**Your goal**. Repeat the entire listing exactly.

**Dataset content**.
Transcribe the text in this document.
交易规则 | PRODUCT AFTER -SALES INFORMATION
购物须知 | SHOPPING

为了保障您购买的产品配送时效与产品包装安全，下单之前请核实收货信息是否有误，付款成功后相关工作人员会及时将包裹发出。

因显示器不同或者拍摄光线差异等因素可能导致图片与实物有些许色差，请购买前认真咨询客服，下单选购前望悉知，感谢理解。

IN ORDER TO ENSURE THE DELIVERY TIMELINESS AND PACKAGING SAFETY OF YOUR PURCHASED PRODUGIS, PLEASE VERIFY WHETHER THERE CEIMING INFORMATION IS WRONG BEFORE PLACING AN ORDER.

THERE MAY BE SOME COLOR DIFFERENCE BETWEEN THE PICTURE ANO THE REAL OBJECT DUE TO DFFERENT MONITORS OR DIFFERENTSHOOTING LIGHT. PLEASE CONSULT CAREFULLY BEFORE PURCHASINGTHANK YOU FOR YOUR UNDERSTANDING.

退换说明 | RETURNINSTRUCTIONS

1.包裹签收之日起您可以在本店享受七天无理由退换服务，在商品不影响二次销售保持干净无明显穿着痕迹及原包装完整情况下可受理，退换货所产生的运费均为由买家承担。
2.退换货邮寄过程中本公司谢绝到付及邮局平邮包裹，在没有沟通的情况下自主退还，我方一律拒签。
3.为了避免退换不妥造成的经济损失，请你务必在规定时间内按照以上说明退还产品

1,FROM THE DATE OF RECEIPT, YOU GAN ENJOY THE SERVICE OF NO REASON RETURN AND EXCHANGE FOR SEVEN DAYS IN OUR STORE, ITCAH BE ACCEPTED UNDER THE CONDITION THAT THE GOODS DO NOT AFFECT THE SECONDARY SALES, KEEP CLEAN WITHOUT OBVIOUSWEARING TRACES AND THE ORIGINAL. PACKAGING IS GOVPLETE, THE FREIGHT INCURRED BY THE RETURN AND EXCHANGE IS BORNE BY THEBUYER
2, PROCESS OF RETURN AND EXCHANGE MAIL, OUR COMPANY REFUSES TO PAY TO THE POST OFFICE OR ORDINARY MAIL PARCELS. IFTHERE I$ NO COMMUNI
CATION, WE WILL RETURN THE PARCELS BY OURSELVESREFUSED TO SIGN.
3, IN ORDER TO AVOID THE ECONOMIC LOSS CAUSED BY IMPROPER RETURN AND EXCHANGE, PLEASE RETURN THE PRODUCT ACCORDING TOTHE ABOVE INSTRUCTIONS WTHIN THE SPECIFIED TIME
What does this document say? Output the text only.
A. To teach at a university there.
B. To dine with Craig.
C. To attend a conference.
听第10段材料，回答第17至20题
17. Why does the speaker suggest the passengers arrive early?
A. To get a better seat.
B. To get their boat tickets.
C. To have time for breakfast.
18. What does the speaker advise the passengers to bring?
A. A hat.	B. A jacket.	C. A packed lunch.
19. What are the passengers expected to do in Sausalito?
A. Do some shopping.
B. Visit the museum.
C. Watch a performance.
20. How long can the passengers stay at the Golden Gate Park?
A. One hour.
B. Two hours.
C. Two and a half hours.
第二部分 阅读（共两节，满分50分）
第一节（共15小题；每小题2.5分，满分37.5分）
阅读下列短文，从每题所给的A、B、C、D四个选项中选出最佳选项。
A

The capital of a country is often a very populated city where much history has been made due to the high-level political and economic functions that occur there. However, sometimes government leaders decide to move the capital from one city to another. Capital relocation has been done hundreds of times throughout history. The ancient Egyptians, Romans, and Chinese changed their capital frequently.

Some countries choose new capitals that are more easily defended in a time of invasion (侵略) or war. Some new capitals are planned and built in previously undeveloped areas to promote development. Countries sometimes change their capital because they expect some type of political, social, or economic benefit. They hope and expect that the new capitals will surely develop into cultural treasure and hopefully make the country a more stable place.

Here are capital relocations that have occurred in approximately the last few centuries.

**Result below**.
Transcribe the text in this document.
交易规则 | PRODUCT AFTER -SALES INFORMATION
购物须知 | SHOPPING

为了保障您购买的产品配送时效与产品包装安全，下单之前请核实收货信息是否有误，付款成功后相关工作人员会及时将包裹发出。

因显示器不同或者拍摄光线差异等因素可能导致图片与实物有些许色差，请购买前认真咨询客服，下单选购前望悉知，感谢理解。

IN ORDER TO ENSURE THE DELIVERY TIMELINESS AND PACKAGING SAFETY OF YOUR PURCHASED PRODUGIS, PLEASE VERIFY WHETHER THERE CEIMING INFORMATION IS WRONG BEFORE PLACING AN ORDER.

THERE MAY BE SOME COLOR DIFFERENCE BETWEEN THE PICTURE ANO THE REAL OBJECT DUE TO DFFERENT MONITORS OR DIFFERENTSHOOTING LIGHT. PLEASE CONSULT CAREFULLY BEFORE PURCHASINGTHANK YOU FOR YOUR UNDERSTANDING.

退换说明 | RETURNINSTRUCTIONS

1.包裹签收之日起您可以在本店享受七天无理由退换服务，在商品不影响二次销售保持干净无明显穿着痕迹及原包装完整情况下可受理，退换货所产生的运费均为由买家承担。
2.退换货邮寄过程中本公司谢绝到付及邮局平邮包裹，在没有沟通的情况下自主退还，我方一律拒签。
3.为了避免退换不妥造成的经济损失，请你务必在规定时间内按照以上说明退还产品

1,FROM THE DATE OF RECEIPT, YOU GAN ENJOY THE SERVICE OF NO REASON RETURN AND EXCHANGE FOR SEVEN DAYS IN OUR STORE, ITCAH BE ACCEPTED UNDER THE CONDITION THAT THE GOODS DO NOT AFFECT THE SECONDARY SALES, KEEP CLEAN WITHOUT OBVIOUSWEARING TRACES AND THE ORIGINAL. PACKAGING IS GOVPLETE, THE FREIGHT INCURRED BY THE RETURN AND EXCHANGE IS BORNE BY THEBUYER
2, PROCESS OF RETURN AND EXCHANGE MAIL, OUR COMPANY REFUSES TO PAY TO THE POST OFFICE OR ORDINARY MAIL PARCELS. IFTHERE I$ NO COMMUNI
CATION, WE WILL RETURN THE PARCELS BY OURSELVESREFUSED TO SIGN.
3, IN ORDER TO AVOID THE ECONOMIC LOSS CAUSED BY IMPROPER RETURN AND EXCHANGE, PLEASE RETURN THE PRODUCT ACCORDING TOTHE ABOVE INSTRUCTIONS WTHIN THE SPECIFIED TIME
What does this document say? Output the text only.
A. To teach at a university there.
B. To dine with Craig.
C. To attend a conference.
听第10段材料，回答第17至20题
17. Why does the speaker suggest the passengers arrive early?
A. To get a better seat.
B. To get their boat tickets.
C. To have time for breakfast.
18. What does the speaker advise the passengers to bring?
A. A hat.	B. A jacket.	C. A packed lunch.
19. What are the passengers expected to do in Sausalito?
A. Do some shopping.
B. Visit the museum.
C. Watch a performance.
20. How long can the passengers stay at the Golden Gate Park?
A. One hour.
B. Two hours.
C. Two and a half hours.
第二部分 阅读（共两节，满分50分）
第一节（共15小题；每小题2.5分，满分37.5分）
阅读下列短文，从每题所给的A、B、C、D四个选项中选出最佳选项。
A

The capital of a country is often a very populated city where much history has been made due to the high-level political and economic functions that occur there. However, sometimes government leaders decide to move the capital from one city to another. Capital relocation has been done hundreds of times throughout history. The ancient Egyptians, Romans, and Chinese changed their capital frequently.

Some countries choose new capitals that are more easily defended in a time of invasion (侵略) or war. Some new capitals are planned and built in previously undeveloped areas to promote development. Countries sometimes change their capital because they expect some type of political, social, or economic benefit. They hope and expect that the new capitals will surely develop into cultural treasure and hopefully make the country a more stable place.

Here are capital relocations that have occurred in approximately the last few centuries.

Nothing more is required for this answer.